▶ **Data lines**:
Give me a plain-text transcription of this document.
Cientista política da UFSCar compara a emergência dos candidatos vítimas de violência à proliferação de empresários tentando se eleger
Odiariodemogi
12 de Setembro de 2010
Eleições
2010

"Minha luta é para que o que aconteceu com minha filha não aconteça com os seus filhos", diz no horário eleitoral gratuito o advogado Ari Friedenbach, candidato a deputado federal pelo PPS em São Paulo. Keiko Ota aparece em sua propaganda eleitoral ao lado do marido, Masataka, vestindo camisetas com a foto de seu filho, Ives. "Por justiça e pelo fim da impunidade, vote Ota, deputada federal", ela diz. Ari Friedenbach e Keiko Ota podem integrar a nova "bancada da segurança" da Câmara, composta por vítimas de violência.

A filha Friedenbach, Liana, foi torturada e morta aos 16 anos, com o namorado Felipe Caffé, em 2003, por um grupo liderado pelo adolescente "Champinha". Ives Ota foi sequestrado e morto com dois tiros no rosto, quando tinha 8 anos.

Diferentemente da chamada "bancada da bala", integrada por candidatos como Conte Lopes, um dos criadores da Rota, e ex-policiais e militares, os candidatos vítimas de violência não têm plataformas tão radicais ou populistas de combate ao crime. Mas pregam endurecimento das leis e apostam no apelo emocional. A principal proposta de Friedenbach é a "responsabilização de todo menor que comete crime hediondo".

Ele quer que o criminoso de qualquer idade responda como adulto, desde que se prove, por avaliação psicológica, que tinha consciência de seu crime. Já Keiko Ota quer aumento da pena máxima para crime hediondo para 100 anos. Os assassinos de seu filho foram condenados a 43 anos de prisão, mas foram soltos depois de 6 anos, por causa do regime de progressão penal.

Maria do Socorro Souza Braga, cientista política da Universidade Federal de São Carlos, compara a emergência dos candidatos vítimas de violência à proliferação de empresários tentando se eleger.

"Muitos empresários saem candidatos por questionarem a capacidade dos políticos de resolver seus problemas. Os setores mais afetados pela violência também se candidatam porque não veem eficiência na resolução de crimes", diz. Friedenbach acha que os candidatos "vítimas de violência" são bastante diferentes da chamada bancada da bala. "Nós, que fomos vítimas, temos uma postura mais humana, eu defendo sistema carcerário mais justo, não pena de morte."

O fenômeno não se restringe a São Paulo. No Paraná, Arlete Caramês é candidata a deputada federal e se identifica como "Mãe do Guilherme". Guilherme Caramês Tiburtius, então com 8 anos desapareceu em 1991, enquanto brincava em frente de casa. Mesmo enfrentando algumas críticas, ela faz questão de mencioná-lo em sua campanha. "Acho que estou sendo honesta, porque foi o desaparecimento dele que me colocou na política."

▶ **Your task**: How many lines of these entries contain the string "tentando"? Reply with the number alone.

▶ **Full solution**: 2